Start of Extracted records

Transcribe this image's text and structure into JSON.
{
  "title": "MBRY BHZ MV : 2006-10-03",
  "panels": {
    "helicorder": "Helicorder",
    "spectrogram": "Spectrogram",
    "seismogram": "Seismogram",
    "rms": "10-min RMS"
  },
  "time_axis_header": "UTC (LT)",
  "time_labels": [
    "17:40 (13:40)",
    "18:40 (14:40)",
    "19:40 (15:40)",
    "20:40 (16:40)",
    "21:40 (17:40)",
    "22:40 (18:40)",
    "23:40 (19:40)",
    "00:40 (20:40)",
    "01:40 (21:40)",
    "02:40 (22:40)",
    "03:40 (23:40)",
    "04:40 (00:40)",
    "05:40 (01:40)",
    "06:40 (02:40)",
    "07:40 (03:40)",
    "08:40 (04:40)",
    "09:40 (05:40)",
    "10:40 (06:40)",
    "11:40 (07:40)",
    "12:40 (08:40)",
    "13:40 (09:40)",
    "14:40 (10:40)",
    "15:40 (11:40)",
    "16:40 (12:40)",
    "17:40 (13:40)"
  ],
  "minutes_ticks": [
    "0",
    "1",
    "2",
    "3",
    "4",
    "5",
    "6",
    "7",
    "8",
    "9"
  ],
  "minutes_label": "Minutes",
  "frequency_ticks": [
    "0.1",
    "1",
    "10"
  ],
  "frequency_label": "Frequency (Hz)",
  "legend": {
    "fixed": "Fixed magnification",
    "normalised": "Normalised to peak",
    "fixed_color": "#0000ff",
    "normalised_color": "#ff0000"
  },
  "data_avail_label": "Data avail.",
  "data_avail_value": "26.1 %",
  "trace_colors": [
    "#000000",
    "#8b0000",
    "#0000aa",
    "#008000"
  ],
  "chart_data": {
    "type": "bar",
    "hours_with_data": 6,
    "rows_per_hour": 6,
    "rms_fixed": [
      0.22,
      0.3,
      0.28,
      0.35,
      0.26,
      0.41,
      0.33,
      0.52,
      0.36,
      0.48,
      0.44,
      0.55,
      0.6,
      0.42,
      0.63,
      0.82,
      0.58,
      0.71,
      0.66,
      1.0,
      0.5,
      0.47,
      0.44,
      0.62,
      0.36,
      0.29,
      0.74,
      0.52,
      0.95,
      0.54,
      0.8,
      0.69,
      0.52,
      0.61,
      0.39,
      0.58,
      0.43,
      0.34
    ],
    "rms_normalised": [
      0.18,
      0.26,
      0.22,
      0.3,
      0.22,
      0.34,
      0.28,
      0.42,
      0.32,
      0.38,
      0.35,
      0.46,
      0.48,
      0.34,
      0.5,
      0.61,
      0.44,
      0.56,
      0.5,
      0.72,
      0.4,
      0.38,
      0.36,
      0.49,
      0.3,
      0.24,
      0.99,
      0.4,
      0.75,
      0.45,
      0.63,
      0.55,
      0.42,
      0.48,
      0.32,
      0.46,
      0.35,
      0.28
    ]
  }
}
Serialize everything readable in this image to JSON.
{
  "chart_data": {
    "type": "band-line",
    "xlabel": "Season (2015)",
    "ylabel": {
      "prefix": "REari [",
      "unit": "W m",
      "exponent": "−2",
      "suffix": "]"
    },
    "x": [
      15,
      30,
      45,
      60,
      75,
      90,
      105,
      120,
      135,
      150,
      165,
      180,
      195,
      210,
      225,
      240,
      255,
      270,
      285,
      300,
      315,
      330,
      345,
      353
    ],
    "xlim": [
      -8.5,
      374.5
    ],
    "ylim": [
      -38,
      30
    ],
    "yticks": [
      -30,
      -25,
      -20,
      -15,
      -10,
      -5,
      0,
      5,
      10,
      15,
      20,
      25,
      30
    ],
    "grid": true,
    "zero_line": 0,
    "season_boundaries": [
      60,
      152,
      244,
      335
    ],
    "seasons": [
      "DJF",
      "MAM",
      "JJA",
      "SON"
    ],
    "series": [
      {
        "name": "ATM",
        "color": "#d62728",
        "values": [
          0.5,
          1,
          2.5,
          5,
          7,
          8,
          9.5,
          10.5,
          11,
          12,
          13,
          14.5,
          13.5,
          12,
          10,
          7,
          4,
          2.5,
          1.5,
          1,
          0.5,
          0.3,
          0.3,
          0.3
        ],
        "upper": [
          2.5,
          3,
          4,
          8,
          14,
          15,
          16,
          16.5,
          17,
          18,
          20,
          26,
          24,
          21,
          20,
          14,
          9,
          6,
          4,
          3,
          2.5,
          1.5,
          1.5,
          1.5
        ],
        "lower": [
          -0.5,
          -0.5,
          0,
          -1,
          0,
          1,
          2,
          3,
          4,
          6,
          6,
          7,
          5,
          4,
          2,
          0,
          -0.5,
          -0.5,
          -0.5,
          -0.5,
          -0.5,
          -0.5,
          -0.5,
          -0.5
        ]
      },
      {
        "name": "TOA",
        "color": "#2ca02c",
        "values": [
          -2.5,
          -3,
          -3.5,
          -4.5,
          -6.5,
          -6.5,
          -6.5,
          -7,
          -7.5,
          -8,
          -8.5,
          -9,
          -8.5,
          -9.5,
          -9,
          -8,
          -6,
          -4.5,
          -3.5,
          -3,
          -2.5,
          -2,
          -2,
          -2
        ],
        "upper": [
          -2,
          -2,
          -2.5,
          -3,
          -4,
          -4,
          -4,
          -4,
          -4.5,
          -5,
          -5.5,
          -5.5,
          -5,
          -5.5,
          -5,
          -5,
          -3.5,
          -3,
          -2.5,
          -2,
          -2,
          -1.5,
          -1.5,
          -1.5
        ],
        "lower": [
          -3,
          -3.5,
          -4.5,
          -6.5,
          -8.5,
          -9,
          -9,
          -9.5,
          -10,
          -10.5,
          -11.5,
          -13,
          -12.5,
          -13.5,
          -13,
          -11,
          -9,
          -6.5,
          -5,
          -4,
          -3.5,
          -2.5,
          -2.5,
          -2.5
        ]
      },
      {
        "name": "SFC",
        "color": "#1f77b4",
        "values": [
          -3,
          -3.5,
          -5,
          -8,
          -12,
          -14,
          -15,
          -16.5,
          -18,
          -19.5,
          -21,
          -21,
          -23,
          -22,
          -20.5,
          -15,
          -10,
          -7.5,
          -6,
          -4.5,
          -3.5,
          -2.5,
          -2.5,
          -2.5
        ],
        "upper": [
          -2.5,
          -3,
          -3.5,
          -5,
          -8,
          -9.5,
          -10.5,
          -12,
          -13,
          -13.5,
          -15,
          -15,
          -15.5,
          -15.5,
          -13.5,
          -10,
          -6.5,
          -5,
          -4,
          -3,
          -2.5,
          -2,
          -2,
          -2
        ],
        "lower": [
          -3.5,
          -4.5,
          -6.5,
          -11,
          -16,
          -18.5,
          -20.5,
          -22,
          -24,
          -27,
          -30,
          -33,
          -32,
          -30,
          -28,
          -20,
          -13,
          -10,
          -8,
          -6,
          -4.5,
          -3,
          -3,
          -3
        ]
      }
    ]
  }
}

End of Extracted records

What this task involves. Reproduce the material in full, with no word added or dropped.

Response to this exercise.
Transcribe this image's text and structure into JSON.
{
  "title": "MBRY BHZ MV : 2006-10-03",
  "panels": {
    "helicorder": "Helicorder",
    "spectrogram": "Spectrogram",
    "seismogram": "Seismogram",
    "rms": "10-min RMS"
  },
  "time_axis_header": "UTC (LT)",
  "time_labels": [
    "17:40 (13:40)",
    "18:40 (14:40)",
    "19:40 (15:40)",
    "20:40 (16:40)",
    "21:40 (17:40)",
    "22:40 (18:40)",
    "23:40 (19:40)",
    "00:40 (20:40)",
    "01:40 (21:40)",
    "02:40 (22:40)",
    "03:40 (23:40)",
    "04:40 (00:40)",
    "05:40 (01:40)",
    "06:40 (02:40)",
    "07:40 (03:40)",
    "08:40 (04:40)",
    "09:40 (05:40)",
    "10:40 (06:40)",
    "11:40 (07:40)",
    "12:40 (08:40)",
    "13:40 (09:40)",
    "14:40 (10:40)",
    "15:40 (11:40)",
    "16:40 (12:40)",
    "17:40 (13:40)"
  ],
  "minutes_ticks": [
    "0",
    "1",
    "2",
    "3",
    "4",
    "5",
    "6",
    "7",
    "8",
    "9"
  ],
  "minutes_label": "Minutes",
  "frequency_ticks": [
    "0.1",
    "1",
    "10"
  ],
  "frequency_label": "Frequency (Hz)",
  "legend": {
    "fixed": "Fixed magnification",
    "normalised": "Normalised to peak",
    "fixed_color": "#0000ff",
    "normalised_color": "#ff0000"
  },
  "data_avail_label": "Data avail.",
  "data_avail_value": "26.1 %",
  "trace_colors": [
    "#000000",
    "#8b0000",
    "#0000aa",
    "#008000"
  ],
  "chart_data": {
    "type": "bar",
    "hours_with_data": 6,
    "rows_per_hour": 6,
    "rms_fixed": [
      0.22,
      0.3,
      0.28,
      0.35,
      0.26,
      0.41,
      0.33,
      0.52,
      0.36,
      0.48,
      0.44,
      0.55,
      0.6,
      0.42,
      0.63,
      0.82,
      0.58,
      0.71,
      0.66,
      1.0,
      0.5,
      0.47,
      0.44,
      0.62,
      0.36,
      0.29,
      0.74,
      0.52,
      0.95,
      0.54,
      0.8,
      0.69,
      0.52,
      0.61,
      0.39,
      0.58,
      0.43,
      0.34
    ],
    "rms_normalised": [
      0.18,
      0.26,
      0.22,
      0.3,
      0.22,
      0.34,
      0.28,
      0.42,
      0.32,
      0.38,
      0.35,
      0.46,
      0.48,
      0.34,
      0.5,
      0.61,
      0.44,
      0.56,
      0.5,
      0.72,
      0.4,
      0.38,
      0.36,
      0.49,
      0.3,
      0.24,
      0.99,
      0.4,
      0.75,
      0.45,
      0.63,
      0.55,
      0.42,
      0.48,
      0.32,
      0.46,
      0.35,
      0.28
    ]
  }
}
Serialize everything readable in this image to JSON.
{
  "chart_data": {
    "type": "band-line",
    "xlabel": "Season (2015)",
    "ylabel": {
      "prefix": "REari [",
      "unit": "W m",
      "exponent": "−2",
      "suffix": "]"
    },
    "x": [
      15,
      30,
      45,
      60,
      75,
      90,
      105,
      120,
      135,
      150,
      165,
      180,
      195,
      210,
      225,
      240,
      255,
      270,
      285,
      300,
      315,
      330,
      345,
      353
    ],
    "xlim": [
      -8.5,
      374.5
    ],
    "ylim": [
      -38,
      30
    ],
    "yticks": [
      -30,
      -25,
      -20,
      -15,
      -10,
      -5,
      0,
      5,
      10,
      15,
      20,
      25,
      30
    ],
    "grid": true,
    "zero_line": 0,
    "season_boundaries": [
      60,
      152,
      244,
      335
    ],
    "seasons": [
      "DJF",
      "MAM",
      "JJA",
      "SON"
    ],
    "series": [
      {
        "name": "ATM",
        "color": "#d62728",
        "values": [
          0.5,
          1,
          2.5,
          5,
          7,
          8,
          9.5,
          10.5,
          11,
          12,
          13,
          14.5,
          13.5,
          12,
          10,
          7,
          4,
          2.5,
          1.5,
          1,
          0.5,
          0.3,
          0.3,
          0.3
        ],
        "upper": [
          2.5,
          3,
          4,
          8,
          14,
          15,
          16,
          16.5,
          17,
          18,
          20,
          26,
          24,
          21,
          20,
          14,
          9,
          6,
          4,
          3,
          2.5,
          1.5,
          1.5,
          1.5
        ],
        "lower": [
          -0.5,
          -0.5,
          0,
          -1,
          0,
          1,
          2,
          3,
          4,
          6,
          6,
          7,
          5,
          4,
          2,
          0,
          -0.5,
          -0.5,
          -0.5,
          -0.5,
          -0.5,
          -0.5,
          -0.5,
          -0.5
        ]
      },
      {
        "name": "TOA",
        "color": "#2ca02c",
        "values": [
          -2.5,
          -3,
          -3.5,
          -4.5,
          -6.5,
          -6.5,
          -6.5,
          -7,
          -7.5,
          -8,
          -8.5,
          -9,
          -8.5,
          -9.5,
          -9,
          -8,
          -6,
          -4.5,
          -3.5,
          -3,
          -2.5,
          -2,
          -2,
          -2
        ],
        "upper": [
          -2,
          -2,
          -2.5,
          -3,
          -4,
          -4,
          -4,
          -4,
          -4.5,
          -5,
          -5.5,
          -5.5,
          -5,
          -5.5,
          -5,
          -5,
          -3.5,
          -3,
          -2.5,
          -2,
          -2,
          -1.5,
          -1.5,
          -1.5
        ],
        "lower": [
          -3,
          -3.5,
          -4.5,
          -6.5,
          -8.5,
          -9,
          -9,
          -9.5,
          -10,
          -10.5,
          -11.5,
          -13,
          -12.5,
          -13.5,
          -13,
          -11,
          -9,
          -6.5,
          -5,
          -4,
          -3.5,
          -2.5,
          -2.5,
          -2.5
        ]
      },
      {
        "name": "SFC",
        "color": "#1f77b4",
        "values": [
          -3,
          -3.5,
          -5,
          -8,
          -12,
          -14,
          -15,
          -16.5,
          -18,
          -19.5,
          -21,
          -21,
          -23,
          -22,
          -20.5,
          -15,
          -10,
          -7.5,
          -6,
          -4.5,
          -3.5,
          -2.5,
          -2.5,
          -2.5
        ],
        "upper": [
          -2.5,
          -3,
          -3.5,
          -5,
          -8,
          -9.5,
          -10.5,
          -12,
          -13,
          -13.5,
          -15,
          -15,
          -15.5,
          -15.5,
          -13.5,
          -10,
          -6.5,
          -5,
          -4,
          -3,
          -2.5,
          -2,
          -2,
          -2
        ],
        "lower": [
          -3.5,
          -4.5,
          -6.5,
          -11,
          -16,
          -18.5,
          -20.5,
          -22,
          -24,
          -27,
          -30,
          -33,
          -32,
          -30,
          -28,
          -20,
          -13,
          -10,
          -8,
          -6,
          -4.5,
          -3,
          -3,
          -3
        ]
      }
    ]
  }
}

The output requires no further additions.